Direction:
In the passage on nonprofit sector size, copy the text between "Since nonprofit organizations" and "in the World.", inclusive, with "median voter" swapped for "representative voter".

Document:
Explanatory variables \( x_{1ij},\) \( x_{2ij}, \) \( x_{3ij},\) \( x_{4ij},\) \( x_{5ij},\) \( x_{6ij}\) indicate the religious fractionalization (a proxy of demand heterogeneity), government expenditure on quasi-public goods, governmental financial support as a share of nonprofit revenues (government subsidies to the nonprofit subsectors), cross terms of government expenditure and governmental financial support, per capita income, and political framework as the respective regressors. The term \( \varepsilon_{ij} \) represents the typical disturbance term, which is identically independently distributed with mean zero and constant variance \( \sigma_{\varepsilon }^{2} \).

Since nonprofit organizations are not only providers of goods and services but important factors of social and political coordination (Seibel 1990), nonprofit organizations have deep historical roots in a political framework (e.g., Liberal, Corporatist, Statist, Social-democratic, and so on). How effectively a median voter’s voice is influencing a government’ decision on supplying quasi-public goods depends highly upon the political framework of a country. Therefore, it is necessary to control the political framework of a country in the model so that the model captures a pure effect of demand heterogeneity. In order to measure the political framework, we use the index from the Freedom in the World.

Freedom House, the international watchdog organization, issues a yearly report, “Freedom in the World,” which aims to measure the degree of democracy and political freedom in every country, district, and territory around the world by producing scores representing the levels of political rights and civil liberties in each country and territory. The scores are generated on a scale from 1 (most free) to 7 (least free), and we use the average score of these two indices (PRCL). Therefore, the higher average score represents the lower degree of democracy and political freedom. The status of democracy and political freedom is also grouped as “Free”, “Partly Free”, or “Not Free”, according to the ratings of scores. In the case of the countries used in our analysis, 17 countries are classified as “Free”, 5 countries as “Partly Free”, and none as “Not Free”.Footnote 5

We define the size of the nonprofit sector as shown in Eq. 1, and this measurement confounds the size of the nonprofit sector with changes in employment due to the business cycle or the distribution of employment by sector. Economic downturns can affect manufacturing and retail more than they do the service sector where the nonprofit organizations are predominantly located. Therefore, the nonprofit sector may appear larger during downturns and in economies with a large agricultural sector, and the effect of economic downturn should be captured and controlled in our empirical analysis. This also suggests that a measure of nonprofit sector size based on funding or capital may give a different result from a labor-based measure. Thus, the inclusion of per capita income (PCI) as a proxy-independent variable for stage of economic development is expected to control for such issues.

Raw records:
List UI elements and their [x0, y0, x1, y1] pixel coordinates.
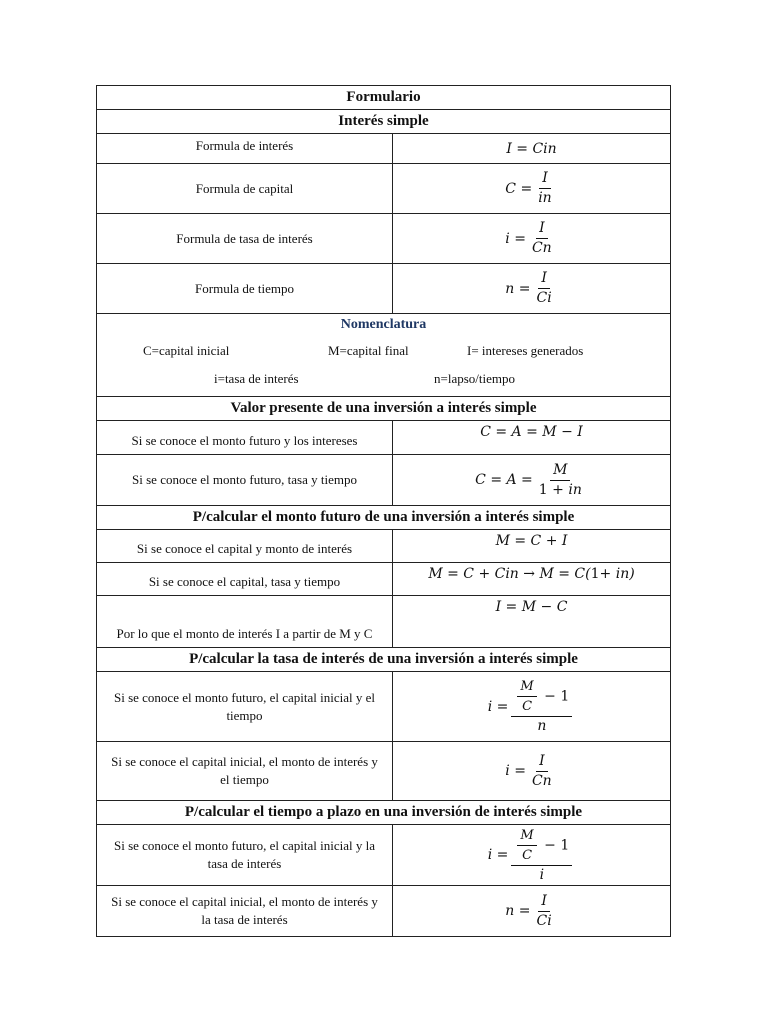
formula-label: Si se conoce el monto futuro, tasa y tiempo [97, 455, 393, 505]
formula-table [96, 85, 673, 937]
formula-time-1: i = $\frac{M}{C}$ − 1 i [393, 825, 670, 885]
formula-label: Si se conoce el capital y monto de interés [97, 530, 393, 562]
formula-row [96, 529, 671, 562]
nomenclature-block [96, 313, 671, 396]
formula-row [96, 885, 671, 937]
formula-future-1: M = C + I [495, 533, 568, 549]
section-header-time: P/calcular el tiempo a plazo en una inversión de interés simple [96, 800, 671, 824]
formula-label: Formula de tasa de interés [97, 214, 393, 263]
formula-row [96, 671, 671, 741]
formula-time: n = $\frac{I}{Ci}$ [505, 270, 552, 306]
formula-label: Formula de capital [97, 164, 393, 213]
formula-row [96, 454, 671, 505]
formula-future-2: M = C + Cin → M = C( 1 + in) [428, 566, 635, 582]
nomenclature-item: I= intereses generados [467, 343, 584, 358]
formula-row [96, 163, 671, 213]
formula-row [96, 133, 671, 163]
formula-label: Por lo que el monto de interés I a partir de M y C [97, 596, 393, 647]
table-title-row [96, 85, 671, 109]
formula-rate: i = $\frac{I}{Cn}$ [505, 220, 552, 256]
nomenclature-item: M=capital final [328, 343, 409, 358]
formula-capital: C = $\frac{I}{in}$ [505, 170, 552, 206]
nomenclature-item: n=lapso/tiempo [434, 371, 515, 386]
formula-row [96, 595, 671, 647]
formula-rate-1: i = $\frac{M}{C}$ − 1 n [393, 672, 670, 741]
formula-label: Si se conoce el capital inicial, el monto de interés y el tiempo [97, 742, 393, 800]
formula-label: Si se conoce el monto futuro, el capital inicial y la tasa de interés [97, 825, 393, 885]
formula-label: Si se conoce el capital, tasa y tiempo [97, 563, 393, 595]
table-title: Formulario [346, 89, 421, 105]
formula-label: Si se conoce el monto futuro, el capital inicial y el tiempo [97, 672, 393, 741]
formula-row [96, 263, 671, 313]
formula-label: Formula de interés [97, 134, 393, 163]
formula-row [96, 824, 671, 885]
formula-row [96, 420, 671, 454]
formula-interest: I = Cin [506, 140, 557, 157]
formula-present-2: C = A = $\frac{M}{1 + in}$ [475, 461, 582, 498]
formula-row [96, 562, 671, 595]
nomenclature-title: Nomenclatura [340, 317, 427, 332]
formula-present-1: C = A = M − I [480, 424, 583, 440]
formula-label: Formula de tiempo [97, 264, 393, 313]
formula-row [96, 213, 671, 263]
section-header-simple: Interés simple [96, 109, 671, 133]
formula-row [96, 741, 671, 800]
formula-label: Si se conoce el capital inicial, el monto de interés y la tasa de interés [97, 886, 393, 936]
section-header-rate: P/calcular la tasa de interés de una inversión a interés simple [96, 647, 671, 671]
nomenclature-item: C=capital inicial [143, 343, 230, 358]
nomenclature-item: i=tasa de interés [214, 371, 299, 386]
formula-time-2: n = $\frac{I}{Ci}$ [505, 892, 552, 929]
formula-future-3: I = M − C [495, 599, 568, 615]
formula-rate-2: i = $\frac{I}{Cn}$ [505, 752, 552, 789]
section-header-present: Valor presente de una inversión a interés simple [96, 396, 671, 420]
formula-label: Si se conoce el monto futuro y los intereses [97, 421, 393, 454]
section-header-future: P/calcular el monto futuro de una inversión a interés simple [96, 505, 671, 529]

Response to this task:
Since nonprofit organizations are not only providers of goods and services but important factors of social and political coordination (Seibel 1990), nonprofit organizations have deep historical roots in a political framework (e.g., Liberal, Corporatist, Statist, Social-democratic, and so on). How effectively a representative voter’s voice is influencing a government’ decision on supplying quasi-public goods depends highly upon the political framework of a country. Therefore, it is necessary to control the political framework of a country in the model so that the model captures a pure effect of demand heterogeneity. In order to measure the political framework, we use the index from the Freedom in the World.